▸ **Task directions**:
Write out every entry precisely as given, leaving the pictures out.

▸ **Extracts from a graphics dataset**:
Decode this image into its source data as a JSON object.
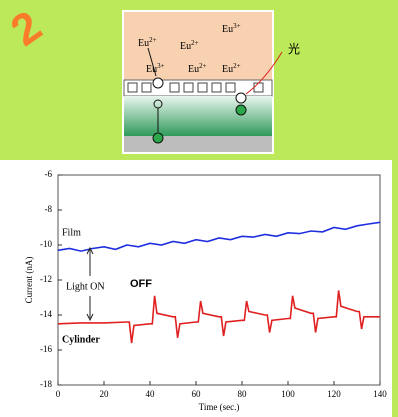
{
  "corner_label": "2",
  "diagram": {
    "labels": [
      {
        "base": "Eu",
        "sup": "2+"
      },
      {
        "base": "Eu",
        "sup": "2+"
      },
      {
        "base": "Eu",
        "sup": "3+"
      },
      {
        "base": "Eu",
        "sup": "3+"
      },
      {
        "base": "Eu",
        "sup": "2+"
      },
      {
        "base": "Eu",
        "sup": "2+"
      }
    ],
    "light": "光"
  },
  "chart_data": {
    "type": "line",
    "xlabel": "Time (sec.)",
    "ylabel": "Current (nA)",
    "xlim": [
      0,
      140
    ],
    "xticks": [
      0,
      20,
      40,
      60,
      80,
      100,
      120,
      140
    ],
    "ylim": [
      -18,
      -6
    ],
    "yticks": [
      -18,
      -16,
      -14,
      -12,
      -10,
      -8,
      -6
    ],
    "annotations": [
      "Film",
      "Light ON",
      "OFF",
      "Cylinder"
    ],
    "series": [
      {
        "name": "Film",
        "color": "#1f2fe0",
        "x": [
          0,
          5,
          10,
          15,
          20,
          25,
          30,
          35,
          40,
          45,
          50,
          55,
          60,
          65,
          70,
          75,
          80,
          85,
          90,
          95,
          100,
          105,
          110,
          115,
          120,
          125,
          130,
          135,
          140
        ],
        "values": [
          -10.3,
          -10.2,
          -10.35,
          -10.2,
          -10.1,
          -10.25,
          -10.0,
          -10.1,
          -9.9,
          -10.0,
          -9.8,
          -9.9,
          -9.7,
          -9.8,
          -9.6,
          -9.7,
          -9.5,
          -9.55,
          -9.4,
          -9.5,
          -9.3,
          -9.35,
          -9.2,
          -9.25,
          -9.0,
          -9.1,
          -8.9,
          -8.8,
          -8.7
        ]
      },
      {
        "name": "Cylinder",
        "color": "#e02020",
        "x": [
          0,
          10,
          20,
          30,
          31,
          32,
          33,
          40,
          41,
          42,
          43,
          50,
          51,
          52,
          53,
          60,
          61,
          62,
          63,
          70,
          71,
          72,
          73,
          80,
          81,
          82,
          83,
          90,
          91,
          92,
          93,
          100,
          101,
          102,
          103,
          110,
          111,
          112,
          113,
          120,
          121,
          122,
          123,
          130,
          131,
          132,
          133,
          140
        ],
        "values": [
          -14.5,
          -14.45,
          -14.45,
          -14.4,
          -14.4,
          -15.6,
          -14.6,
          -14.5,
          -14.5,
          -12.9,
          -13.9,
          -14.1,
          -14.1,
          -15.3,
          -14.5,
          -14.4,
          -14.4,
          -13.2,
          -13.9,
          -14.1,
          -14.1,
          -15.2,
          -14.4,
          -14.3,
          -14.3,
          -13.2,
          -13.8,
          -14.0,
          -14.0,
          -15.0,
          -14.3,
          -14.2,
          -14.2,
          -12.9,
          -13.6,
          -13.9,
          -13.9,
          -15.0,
          -14.2,
          -14.1,
          -14.1,
          -12.6,
          -13.5,
          -13.8,
          -13.8,
          -14.8,
          -14.1,
          -14.1
        ]
      }
    ]
  }
}
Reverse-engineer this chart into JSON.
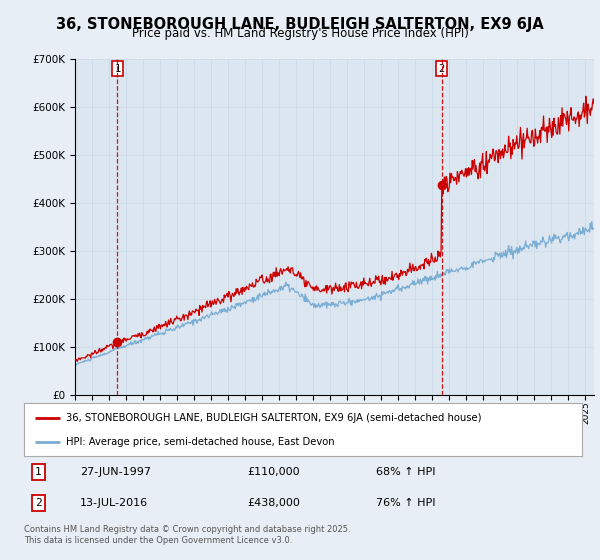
{
  "title": "36, STONEBOROUGH LANE, BUDLEIGH SALTERTON, EX9 6JA",
  "subtitle": "Price paid vs. HM Land Registry's House Price Index (HPI)",
  "bg_color": "#e8eef5",
  "plot_bg_color": "#dce6f0",
  "sale1_date": 1997.49,
  "sale1_price": 110000,
  "sale1_label": "1",
  "sale2_date": 2016.54,
  "sale2_price": 438000,
  "sale2_label": "2",
  "legend_line1": "36, STONEBOROUGH LANE, BUDLEIGH SALTERTON, EX9 6JA (semi-detached house)",
  "legend_line2": "HPI: Average price, semi-detached house, East Devon",
  "table_row1": [
    "1",
    "27-JUN-1997",
    "£110,000",
    "68% ↑ HPI"
  ],
  "table_row2": [
    "2",
    "13-JUL-2016",
    "£438,000",
    "76% ↑ HPI"
  ],
  "footer": "Contains HM Land Registry data © Crown copyright and database right 2025.\nThis data is licensed under the Open Government Licence v3.0.",
  "red_color": "#cc0000",
  "blue_color": "#7aadd4",
  "ylim_max": 700000,
  "xmin": 1995,
  "xmax": 2025.5
}
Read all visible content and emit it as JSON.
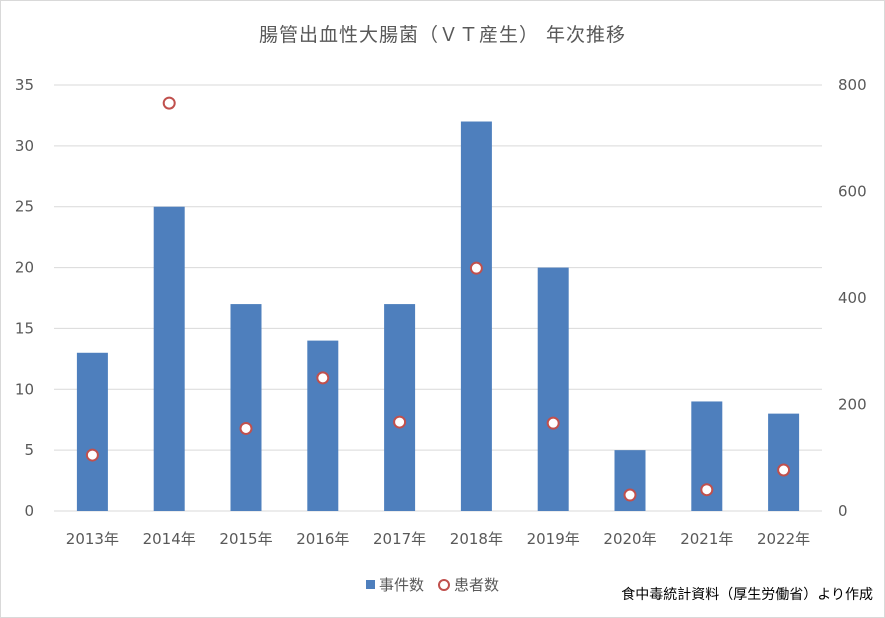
{
  "chart_data": {
    "type": "bar",
    "title": "腸管出血性大腸菌（ＶＴ産生） 年次推移",
    "categories": [
      "2013年",
      "2014年",
      "2015年",
      "2016年",
      "2017年",
      "2018年",
      "2019年",
      "2020年",
      "2021年",
      "2022年"
    ],
    "series": [
      {
        "name": "事件数",
        "type": "bar",
        "axis": "left",
        "color": "#4e7fbd",
        "values": [
          13,
          25,
          17,
          14,
          17,
          32,
          20,
          5,
          9,
          8
        ]
      },
      {
        "name": "患者数",
        "type": "scatter",
        "axis": "right",
        "color": "#c0504d",
        "values": [
          105,
          766,
          155,
          250,
          167,
          456,
          165,
          30,
          40,
          77
        ]
      }
    ],
    "y_left": {
      "min": 0,
      "max": 35,
      "ticks": [
        "0",
        "5",
        "10",
        "15",
        "20",
        "25",
        "30",
        "35"
      ]
    },
    "y_right": {
      "min": 0,
      "max": 800,
      "ticks": [
        "0",
        "200",
        "400",
        "600",
        "800"
      ]
    },
    "grid": true,
    "legend_position": "bottom"
  },
  "legend": {
    "bar_label": "事件数",
    "dot_label": "患者数"
  },
  "source_note": "食中毒統計資料（厚生労働省）より作成"
}
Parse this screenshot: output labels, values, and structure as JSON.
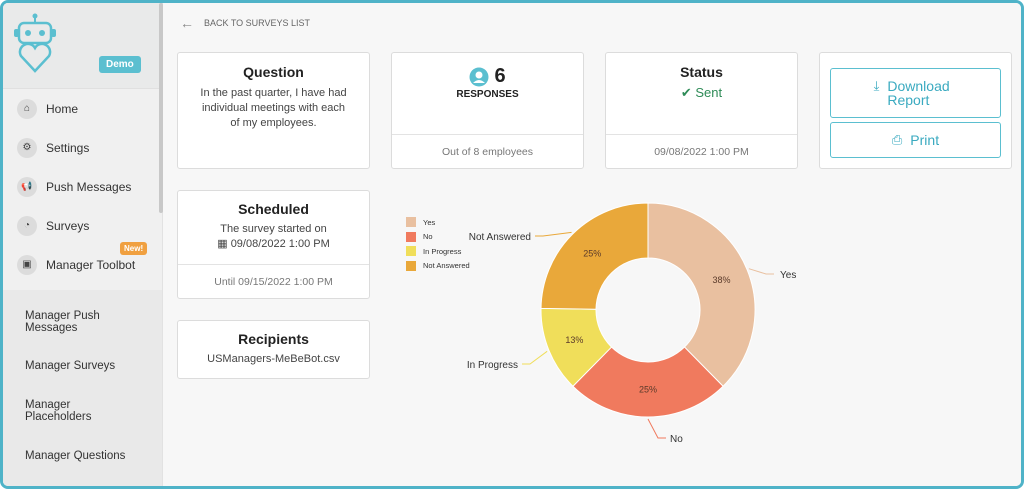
{
  "sidebar": {
    "demo_badge": "Demo",
    "items": [
      {
        "label": "Home",
        "icon": "home-icon",
        "glyph": "⌂"
      },
      {
        "label": "Settings",
        "icon": "gear-icon",
        "glyph": "⚙"
      },
      {
        "label": "Push Messages",
        "icon": "megaphone-icon",
        "glyph": "📢"
      },
      {
        "label": "Surveys",
        "icon": "pie-chart-icon",
        "glyph": "◔"
      },
      {
        "label": "Manager Toolbot",
        "icon": "briefcase-icon",
        "glyph": "▣"
      }
    ],
    "new_badge": "New!",
    "sub_items": [
      "Manager Push Messages",
      "Manager Surveys",
      "Manager Placeholders",
      "Manager Questions"
    ]
  },
  "main": {
    "back_label": "BACK TO SURVEYS LIST",
    "question": {
      "title": "Question",
      "text": "In the past quarter, I have had individual meetings with each of my employees."
    },
    "responses": {
      "count": "6",
      "label": "RESPONSES",
      "footer": "Out of 8 employees"
    },
    "status": {
      "title": "Status",
      "value": "Sent",
      "footer": "09/08/2022 1:00 PM"
    },
    "download_label": "Download Report",
    "print_label": "Print",
    "scheduled": {
      "title": "Scheduled",
      "line1": "The survey started on",
      "line2": "09/08/2022 1:00 PM",
      "footer": "Until 09/15/2022 1:00 PM"
    },
    "recipients": {
      "title": "Recipients",
      "value": "USManagers-MeBeBot.csv"
    }
  },
  "chart_data": {
    "type": "pie",
    "categories": [
      "Yes",
      "No",
      "In Progress",
      "Not Answered"
    ],
    "values": [
      38,
      25,
      13,
      25
    ],
    "labels": [
      "38%",
      "25%",
      "13%",
      "25%"
    ],
    "colors": [
      "#e9c0a0",
      "#f07a5e",
      "#f0de5a",
      "#e9a83a"
    ],
    "legend": "top-left"
  }
}
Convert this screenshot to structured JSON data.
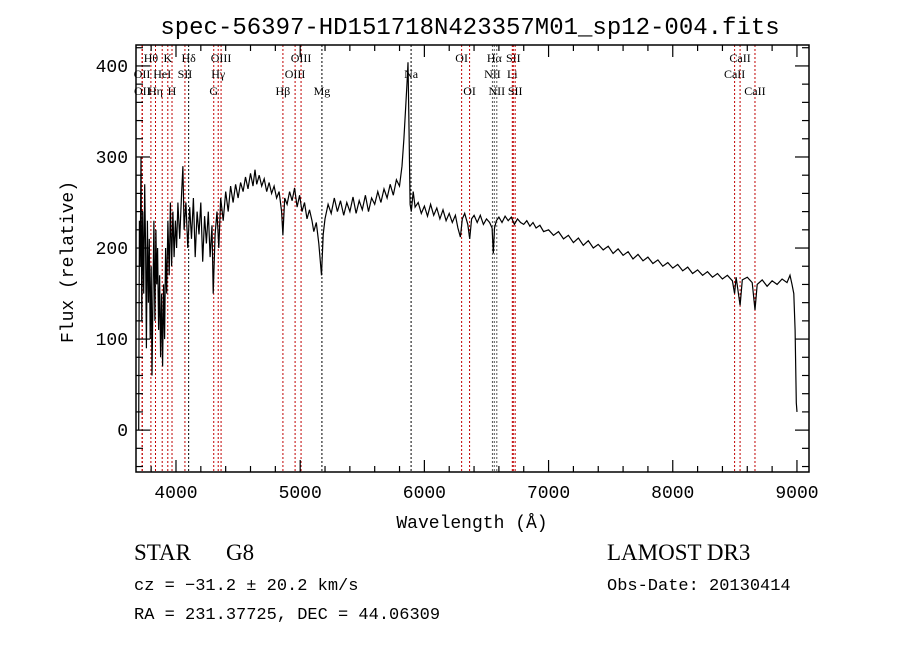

▸ **The solution**:
Decode this image into its source data as a JSON object.
{
  "corner_label": "2",
  "diagram": {
    "labels": [
      {
        "base": "Eu",
        "sup": "2+"
      },
      {
        "base": "Eu",
        "sup": "2+"
      },
      {
        "base": "Eu",
        "sup": "3+"
      },
      {
        "base": "Eu",
        "sup": "3+"
      },
      {
        "base": "Eu",
        "sup": "2+"
      },
      {
        "base": "Eu",
        "sup": "2+"
      }
    ],
    "light": "光"
  },
  "chart_data": {
    "type": "line",
    "xlabel": "Time (sec.)",
    "ylabel": "Current (nA)",
    "xlim": [
      0,
      140
    ],
    "xticks": [
      0,
      20,
      40,
      60,
      80,
      100,
      120,
      140
    ],
    "ylim": [
      -18,
      -6
    ],
    "yticks": [
      -18,
      -16,
      -14,
      -12,
      -10,
      -8,
      -6
    ],
    "annotations": [
      "Film",
      "Light ON",
      "OFF",
      "Cylinder"
    ],
    "series": [
      {
        "name": "Film",
        "color": "#1f2fe0",
        "x": [
          0,
          5,
          10,
          15,
          20,
          25,
          30,
          35,
          40,
          45,
          50,
          55,
          60,
          65,
          70,
          75,
          80,
          85,
          90,
          95,
          100,
          105,
          110,
          115,
          120,
          125,
          130,
          135,
          140
        ],
        "values": [
          -10.3,
          -10.2,
          -10.35,
          -10.2,
          -10.1,
          -10.25,
          -10.0,
          -10.1,
          -9.9,
          -10.0,
          -9.8,
          -9.9,
          -9.7,
          -9.8,
          -9.6,
          -9.7,
          -9.5,
          -9.55,
          -9.4,
          -9.5,
          -9.3,
          -9.35,
          -9.2,
          -9.25,
          -9.0,
          -9.1,
          -8.9,
          -8.8,
          -8.7
        ]
      },
      {
        "name": "Cylinder",
        "color": "#e02020",
        "x": [
          0,
          10,
          20,
          30,
          31,
          32,
          33,
          40,
          41,
          42,
          43,
          50,
          51,
          52,
          53,
          60,
          61,
          62,
          63,
          70,
          71,
          72,
          73,
          80,
          81,
          82,
          83,
          90,
          91,
          92,
          93,
          100,
          101,
          102,
          103,
          110,
          111,
          112,
          113,
          120,
          121,
          122,
          123,
          130,
          131,
          132,
          133,
          140
        ],
        "values": [
          -14.5,
          -14.45,
          -14.45,
          -14.4,
          -14.4,
          -15.6,
          -14.6,
          -14.5,
          -14.5,
          -12.9,
          -13.9,
          -14.1,
          -14.1,
          -15.3,
          -14.5,
          -14.4,
          -14.4,
          -13.2,
          -13.9,
          -14.1,
          -14.1,
          -15.2,
          -14.4,
          -14.3,
          -14.3,
          -13.2,
          -13.8,
          -14.0,
          -14.0,
          -15.0,
          -14.3,
          -14.2,
          -14.2,
          -12.9,
          -13.6,
          -13.9,
          -13.9,
          -15.0,
          -14.2,
          -14.1,
          -14.1,
          -12.6,
          -13.5,
          -13.8,
          -13.8,
          -14.8,
          -14.1,
          -14.1
        ]
      }
    ]
  }
}
Reverse-engineer this chart into JSON.
{
  "title": "36, STONEBOROUGH LANE, BUDLEIGH SALTERTON, EX9 6JA",
  "subtitle": "Price paid vs. HM Land Registry's House Price Index (HPI)",
  "bg_color": "#e8eef5",
  "plot_bg_color": "#dce6f0",
  "sale1_date": 1997.49,
  "sale1_price": 110000,
  "sale1_label": "1",
  "sale2_date": 2016.54,
  "sale2_price": 438000,
  "sale2_label": "2",
  "legend_line1": "36, STONEBOROUGH LANE, BUDLEIGH SALTERTON, EX9 6JA (semi-detached house)",
  "legend_line2": "HPI: Average price, semi-detached house, East Devon",
  "table_row1": [
    "1",
    "27-JUN-1997",
    "£110,000",
    "68% ↑ HPI"
  ],
  "table_row2": [
    "2",
    "13-JUL-2016",
    "£438,000",
    "76% ↑ HPI"
  ],
  "footer": "Contains HM Land Registry data © Crown copyright and database right 2025.\nThis data is licensed under the Open Government Licence v3.0.",
  "red_color": "#cc0000",
  "blue_color": "#7aadd4",
  "ylim_max": 700000,
  "xmin": 1995,
  "xmax": 2025.5
}
Read all visible content and emit it as JSON.
{
  "chart_data": {
    "type": "bar",
    "title": "腸管出血性大腸菌（ＶＴ産生） 年次推移",
    "categories": [
      "2013年",
      "2014年",
      "2015年",
      "2016年",
      "2017年",
      "2018年",
      "2019年",
      "2020年",
      "2021年",
      "2022年"
    ],
    "series": [
      {
        "name": "事件数",
        "type": "bar",
        "axis": "left",
        "color": "#4e7fbd",
        "values": [
          13,
          25,
          17,
          14,
          17,
          32,
          20,
          5,
          9,
          8
        ]
      },
      {
        "name": "患者数",
        "type": "scatter",
        "axis": "right",
        "color": "#c0504d",
        "values": [
          105,
          766,
          155,
          250,
          167,
          456,
          165,
          30,
          40,
          77
        ]
      }
    ],
    "y_left": {
      "min": 0,
      "max": 35,
      "ticks": [
        "0",
        "5",
        "10",
        "15",
        "20",
        "25",
        "30",
        "35"
      ]
    },
    "y_right": {
      "min": 0,
      "max": 800,
      "ticks": [
        "0",
        "200",
        "400",
        "600",
        "800"
      ]
    },
    "grid": true,
    "legend_position": "bottom"
  },
  "legend": {
    "bar_label": "事件数",
    "dot_label": "患者数"
  },
  "source_note": "食中毒統計資料（厚生労働省）より作成"
}
Parse this screenshot: output labels, values, and structure as JSON.
{
  "sidebar": {
    "demo_badge": "Demo",
    "items": [
      {
        "label": "Home",
        "icon": "home-icon",
        "glyph": "⌂"
      },
      {
        "label": "Settings",
        "icon": "gear-icon",
        "glyph": "⚙"
      },
      {
        "label": "Push Messages",
        "icon": "megaphone-icon",
        "glyph": "📢"
      },
      {
        "label": "Surveys",
        "icon": "pie-chart-icon",
        "glyph": "◔"
      },
      {
        "label": "Manager Toolbot",
        "icon": "briefcase-icon",
        "glyph": "▣"
      }
    ],
    "new_badge": "New!",
    "sub_items": [
      "Manager Push Messages",
      "Manager Surveys",
      "Manager Placeholders",
      "Manager Questions"
    ]
  },
  "main": {
    "back_label": "BACK TO SURVEYS LIST",
    "question": {
      "title": "Question",
      "text": "In the past quarter, I have had individual meetings with each of my employees."
    },
    "responses": {
      "count": "6",
      "label": "RESPONSES",
      "footer": "Out of 8 employees"
    },
    "status": {
      "title": "Status",
      "value": "Sent",
      "footer": "09/08/2022 1:00 PM"
    },
    "download_label": "Download Report",
    "print_label": "Print",
    "scheduled": {
      "title": "Scheduled",
      "line1": "The survey started on",
      "line2": "09/08/2022 1:00 PM",
      "footer": "Until 09/15/2022 1:00 PM"
    },
    "recipients": {
      "title": "Recipients",
      "value": "USManagers-MeBeBot.csv"
    }
  },
  "chart_data": {
    "type": "pie",
    "categories": [
      "Yes",
      "No",
      "In Progress",
      "Not Answered"
    ],
    "values": [
      38,
      25,
      13,
      25
    ],
    "labels": [
      "38%",
      "25%",
      "13%",
      "25%"
    ],
    "colors": [
      "#e9c0a0",
      "#f07a5e",
      "#f0de5a",
      "#e9a83a"
    ],
    "legend": "top-left"
  }
}
Convert this screenshot to structured JSON data.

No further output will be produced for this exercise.